(Collection entries)
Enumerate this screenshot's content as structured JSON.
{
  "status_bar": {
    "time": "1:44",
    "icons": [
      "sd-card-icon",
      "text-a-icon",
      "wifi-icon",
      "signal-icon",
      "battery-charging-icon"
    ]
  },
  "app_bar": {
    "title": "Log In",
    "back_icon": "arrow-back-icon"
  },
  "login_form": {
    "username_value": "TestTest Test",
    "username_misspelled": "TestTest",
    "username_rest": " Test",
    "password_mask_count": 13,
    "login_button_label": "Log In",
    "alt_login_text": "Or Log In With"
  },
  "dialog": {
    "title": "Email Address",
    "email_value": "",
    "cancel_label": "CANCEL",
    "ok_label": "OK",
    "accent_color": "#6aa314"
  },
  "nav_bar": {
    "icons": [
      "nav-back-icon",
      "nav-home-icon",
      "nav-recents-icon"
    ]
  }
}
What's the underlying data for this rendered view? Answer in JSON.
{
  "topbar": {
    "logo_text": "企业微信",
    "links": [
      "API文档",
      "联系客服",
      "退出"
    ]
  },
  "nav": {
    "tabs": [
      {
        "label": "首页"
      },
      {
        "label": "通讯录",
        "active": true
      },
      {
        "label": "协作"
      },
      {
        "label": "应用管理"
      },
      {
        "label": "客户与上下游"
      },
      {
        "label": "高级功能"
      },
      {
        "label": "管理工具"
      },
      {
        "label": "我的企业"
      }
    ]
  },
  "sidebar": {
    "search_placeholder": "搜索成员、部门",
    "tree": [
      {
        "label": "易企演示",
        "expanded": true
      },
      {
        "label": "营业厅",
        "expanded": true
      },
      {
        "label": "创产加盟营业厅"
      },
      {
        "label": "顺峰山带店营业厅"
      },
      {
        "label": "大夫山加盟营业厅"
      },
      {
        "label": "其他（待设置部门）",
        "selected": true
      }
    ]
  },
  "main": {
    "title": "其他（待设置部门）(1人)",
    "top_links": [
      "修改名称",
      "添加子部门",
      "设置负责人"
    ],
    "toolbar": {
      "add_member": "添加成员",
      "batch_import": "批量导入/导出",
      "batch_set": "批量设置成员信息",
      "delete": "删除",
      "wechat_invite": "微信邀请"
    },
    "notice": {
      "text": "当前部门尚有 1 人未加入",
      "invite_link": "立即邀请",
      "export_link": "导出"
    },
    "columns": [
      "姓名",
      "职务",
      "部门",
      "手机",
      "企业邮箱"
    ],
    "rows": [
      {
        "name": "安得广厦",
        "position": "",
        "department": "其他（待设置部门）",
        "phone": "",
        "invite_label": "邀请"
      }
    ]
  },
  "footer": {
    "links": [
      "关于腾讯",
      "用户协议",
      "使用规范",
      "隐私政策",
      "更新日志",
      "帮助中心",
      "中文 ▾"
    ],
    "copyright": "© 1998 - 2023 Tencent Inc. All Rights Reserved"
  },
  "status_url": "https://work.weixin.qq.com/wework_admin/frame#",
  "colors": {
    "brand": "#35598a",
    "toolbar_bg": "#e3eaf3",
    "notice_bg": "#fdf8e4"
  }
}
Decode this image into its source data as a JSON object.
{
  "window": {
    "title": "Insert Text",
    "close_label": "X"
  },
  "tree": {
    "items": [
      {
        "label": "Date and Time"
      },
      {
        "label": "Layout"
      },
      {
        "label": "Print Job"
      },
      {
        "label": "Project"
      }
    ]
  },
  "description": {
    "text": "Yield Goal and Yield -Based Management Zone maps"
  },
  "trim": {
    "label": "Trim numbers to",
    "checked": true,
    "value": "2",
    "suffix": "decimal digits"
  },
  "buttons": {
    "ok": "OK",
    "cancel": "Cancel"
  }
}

**Problem:** Each line that has the word "this" counts once. How many such lines are in the data? Give the number alone.

**Answer in full:** 3